═════ Exercise inputs

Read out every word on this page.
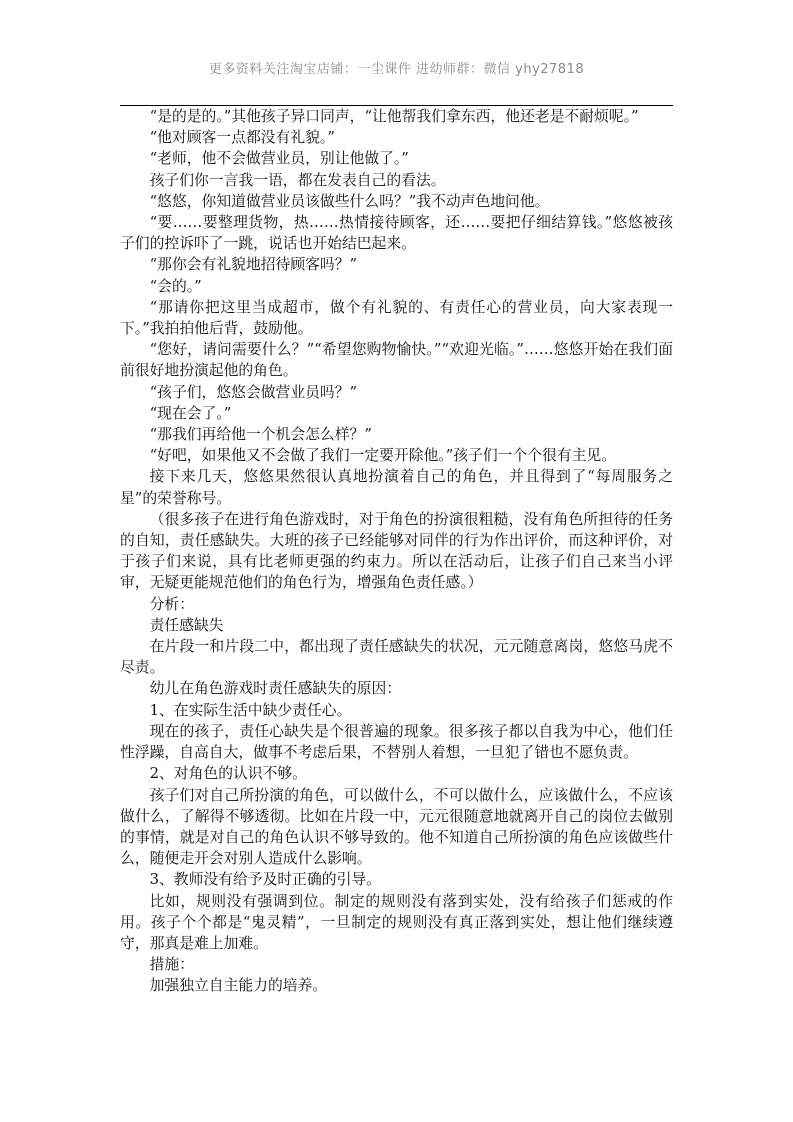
更多资料关注淘宝店铺：一尘课件 进幼师群：微信 yhy27818

“是的是的。”其他孩子异口同声，“让他帮我们拿东西，他还老是不耐烦呢。”

“他对顾客一点都没有礼貌。”

“老师，他不会做营业员，别让他做了。”

孩子们你一言我一语，都在发表自己的看法。

“悠悠，你知道做营业员该做些什么吗？”我不动声色地问他。

“要……要整理货物，热……热情接待顾客，还……要把仔细结算钱。”悠悠被孩子们的控诉吓了一跳，说话也开始结巴起来。

“那你会有礼貌地招待顾客吗？”

“会的。”

“那请你把这里当成超市，做个有礼貌的、有责任心的营业员，向大家表现一下。”我拍拍他后背，鼓励他。

“您好，请问需要什么？”“希望您购物愉快。”“欢迎光临。”……悠悠开始在我们面前很好地扮演起他的角色。

“孩子们，悠悠会做营业员吗？”

“现在会了。”

“那我们再给他一个机会怎么样？”

“好吧，如果他又不会做了我们一定要开除他。”孩子们一个个很有主见。

接下来几天，悠悠果然很认真地扮演着自己的角色，并且得到了“每周服务之星”的荣誉称号。

（很多孩子在进行角色游戏时，对于角色的扮演很粗糙，没有角色所担待的任务的自知，责任感缺失。大班的孩子已经能够对同伴的行为作出评价，而这种评价，对于孩子们来说，具有比老师更强的约束力。所以在活动后，让孩子们自己来当小评审，无疑更能规范他们的角色行为，增强角色责任感。）

分析：

责任感缺失

在片段一和片段二中，都出现了责任感缺失的状况，元元随意离岗，悠悠马虎不尽责。

幼儿在角色游戏时责任感缺失的原因：

1、在实际生活中缺少责任心。

现在的孩子，责任心缺失是个很普遍的现象。很多孩子都以自我为中心，他们任性浮躁，自高自大，做事不考虑后果，不替别人着想，一旦犯了错也不愿负责。

2、对角色的认识不够。

孩子们对自己所扮演的角色，可以做什么，不可以做什么，应该做什么，不应该做什么，了解得不够透彻。比如在片段一中，元元很随意地就离开自己的岗位去做别的事情，就是对自己的角色认识不够导致的。他不知道自己所扮演的角色应该做些什么，随便走开会对别人造成什么影响。

3、教师没有给予及时正确的引导。

比如，规则没有强调到位。制定的规则没有落到实处，没有给孩子们惩戒的作用。孩子个个都是“鬼灵精”，一旦制定的规则没有真正落到实处，想让他们继续遵守，那真是难上加难。

措施：

加强独立自主能力的培养。
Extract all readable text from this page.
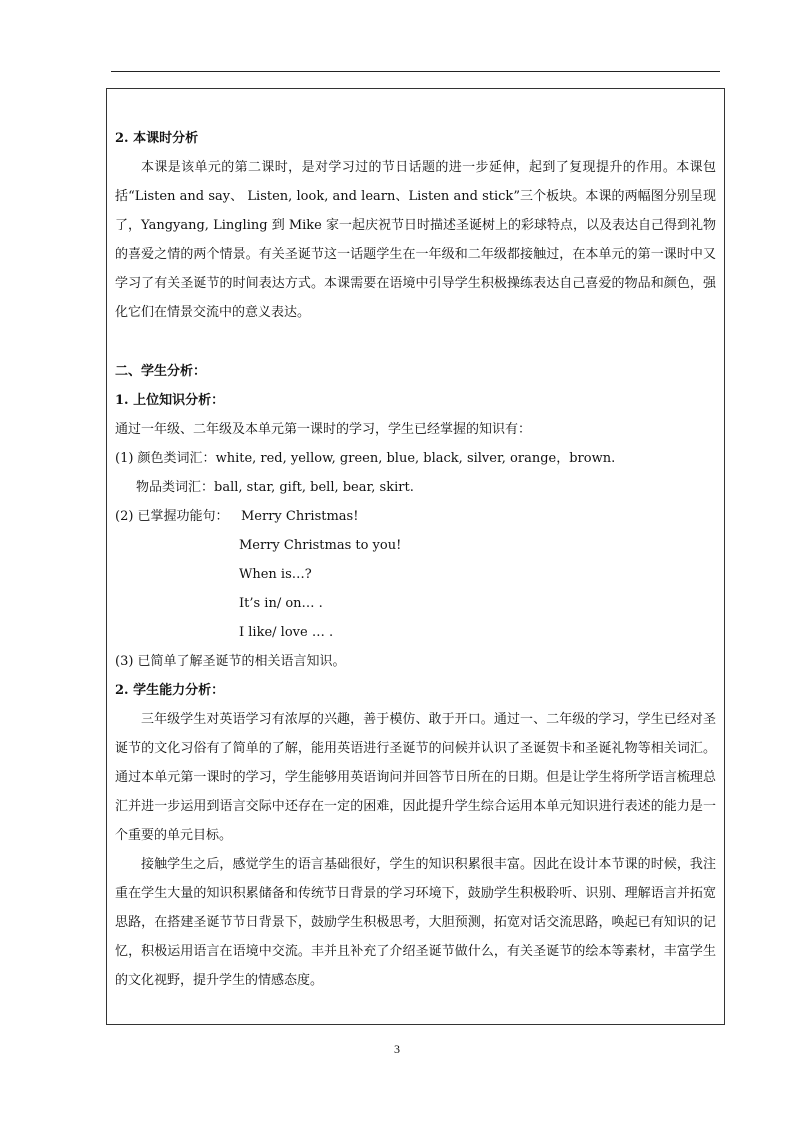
2. 本课时分析

本课是该单元的第二课时，是对学习过的节日话题的进一步延伸，起到了复现提升的作用。本课包括“Listen and say、 Listen, look, and learn、Listen and stick”三个板块。本课的两幅图分别呈现了，Yangyang, Lingling 到 Mike 家一起庆祝节日时描述圣诞树上的彩球特点，以及表达自己得到礼物的喜爱之情的两个情景。有关圣诞节这一话题学生在一年级和二年级都接触过，在本单元的第一课时中又学习了有关圣诞节的时间表达方式。本课需要在语境中引导学生积极操练表达自己喜爱的物品和颜色，强化它们在情景交流中的意义表达。

二、学生分析：

1. 上位知识分析：

通过一年级、二年级及本单元第一课时的学习，学生已经掌握的知识有：

(1) 颜色类词汇：white, red, yellow, green, blue, black, silver, orange，brown.

物品类词汇：ball, star, gift, bell, bear, skirt.

(2) 已掌握功能句： Merry Christmas!

Merry Christmas to you!

When is…?

It’s in/ on… .

I like/ love … .

(3) 已简单了解圣诞节的相关语言知识。

2. 学生能力分析：

三年级学生对英语学习有浓厚的兴趣，善于模仿、敢于开口。通过一、二年级的学习，学生已经对圣诞节的文化习俗有了简单的了解，能用英语进行圣诞节的问候并认识了圣诞贺卡和圣诞礼物等相关词汇。通过本单元第一课时的学习，学生能够用英语询问并回答节日所在的日期。但是让学生将所学语言梳理总汇并进一步运用到语言交际中还存在一定的困难，因此提升学生综合运用本单元知识进行表述的能力是一个重要的单元目标。

接触学生之后，感觉学生的语言基础很好，学生的知识积累很丰富。因此在设计本节课的时候，我注重在学生大量的知识积累储备和传统节日背景的学习环境下，鼓励学生积极聆听、识别、理解语言并拓宽思路，在搭建圣诞节节日背景下，鼓励学生积极思考，大胆预测，拓宽对话交流思路，唤起已有知识的记忆，积极运用语言在语境中交流。丰并且补充了介绍圣诞节做什么，有关圣诞节的绘本等素材，丰富学生的文化视野，提升学生的情感态度。

3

══════════

Task to complete: Your task is to retype all the entries exactly and leave out any pictures.

Result:
Read out every word on this page.
更多资料关注淘宝店铺：一尘课件 进幼师群：微信 yhy27818

“是的是的。”其他孩子异口同声，“让他帮我们拿东西，他还老是不耐烦呢。”

“他对顾客一点都没有礼貌。”

“老师，他不会做营业员，别让他做了。”

孩子们你一言我一语，都在发表自己的看法。

“悠悠，你知道做营业员该做些什么吗？”我不动声色地问他。

“要……要整理货物，热……热情接待顾客，还……要把仔细结算钱。”悠悠被孩子们的控诉吓了一跳，说话也开始结巴起来。

“那你会有礼貌地招待顾客吗？”

“会的。”

“那请你把这里当成超市，做个有礼貌的、有责任心的营业员，向大家表现一下。”我拍拍他后背，鼓励他。

“您好，请问需要什么？”“希望您购物愉快。”“欢迎光临。”……悠悠开始在我们面前很好地扮演起他的角色。

“孩子们，悠悠会做营业员吗？”

“现在会了。”

“那我们再给他一个机会怎么样？”

“好吧，如果他又不会做了我们一定要开除他。”孩子们一个个很有主见。

接下来几天，悠悠果然很认真地扮演着自己的角色，并且得到了“每周服务之星”的荣誉称号。

（很多孩子在进行角色游戏时，对于角色的扮演很粗糙，没有角色所担待的任务的自知，责任感缺失。大班的孩子已经能够对同伴的行为作出评价，而这种评价，对于孩子们来说，具有比老师更强的约束力。所以在活动后，让孩子们自己来当小评审，无疑更能规范他们的角色行为，增强角色责任感。）

分析：

责任感缺失

在片段一和片段二中，都出现了责任感缺失的状况，元元随意离岗，悠悠马虎不尽责。

幼儿在角色游戏时责任感缺失的原因：

1、在实际生活中缺少责任心。

现在的孩子，责任心缺失是个很普遍的现象。很多孩子都以自我为中心，他们任性浮躁，自高自大，做事不考虑后果，不替别人着想，一旦犯了错也不愿负责。

2、对角色的认识不够。

孩子们对自己所扮演的角色，可以做什么，不可以做什么，应该做什么，不应该做什么，了解得不够透彻。比如在片段一中，元元很随意地就离开自己的岗位去做别的事情，就是对自己的角色认识不够导致的。他不知道自己所扮演的角色应该做些什么，随便走开会对别人造成什么影响。

3、教师没有给予及时正确的引导。

比如，规则没有强调到位。制定的规则没有落到实处，没有给孩子们惩戒的作用。孩子个个都是“鬼灵精”，一旦制定的规则没有真正落到实处，想让他们继续遵守，那真是难上加难。

措施：

加强独立自主能力的培养。
Extract all readable text from this page.
2. 本课时分析

本课是该单元的第二课时，是对学习过的节日话题的进一步延伸，起到了复现提升的作用。本课包括“Listen and say、 Listen, look, and learn、Listen and stick”三个板块。本课的两幅图分别呈现了，Yangyang, Lingling 到 Mike 家一起庆祝节日时描述圣诞树上的彩球特点，以及表达自己得到礼物的喜爱之情的两个情景。有关圣诞节这一话题学生在一年级和二年级都接触过，在本单元的第一课时中又学习了有关圣诞节的时间表达方式。本课需要在语境中引导学生积极操练表达自己喜爱的物品和颜色，强化它们在情景交流中的意义表达。

二、学生分析：

1. 上位知识分析：

通过一年级、二年级及本单元第一课时的学习，学生已经掌握的知识有：

(1) 颜色类词汇：white, red, yellow, green, blue, black, silver, orange，brown.

物品类词汇：ball, star, gift, bell, bear, skirt.

(2) 已掌握功能句： Merry Christmas!

Merry Christmas to you!

When is…?

It’s in/ on… .

I like/ love … .

(3) 已简单了解圣诞节的相关语言知识。

2. 学生能力分析：

三年级学生对英语学习有浓厚的兴趣，善于模仿、敢于开口。通过一、二年级的学习，学生已经对圣诞节的文化习俗有了简单的了解，能用英语进行圣诞节的问候并认识了圣诞贺卡和圣诞礼物等相关词汇。通过本单元第一课时的学习，学生能够用英语询问并回答节日所在的日期。但是让学生将所学语言梳理总汇并进一步运用到语言交际中还存在一定的困难，因此提升学生综合运用本单元知识进行表述的能力是一个重要的单元目标。

接触学生之后，感觉学生的语言基础很好，学生的知识积累很丰富。因此在设计本节课的时候，我注重在学生大量的知识积累储备和传统节日背景的学习环境下，鼓励学生积极聆听、识别、理解语言并拓宽思路，在搭建圣诞节节日背景下，鼓励学生积极思考，大胆预测，拓宽对话交流思路，唤起已有知识的记忆，积极运用语言在语境中交流。丰并且补充了介绍圣诞节做什么，有关圣诞节的绘本等素材，丰富学生的文化视野，提升学生的情感态度。

3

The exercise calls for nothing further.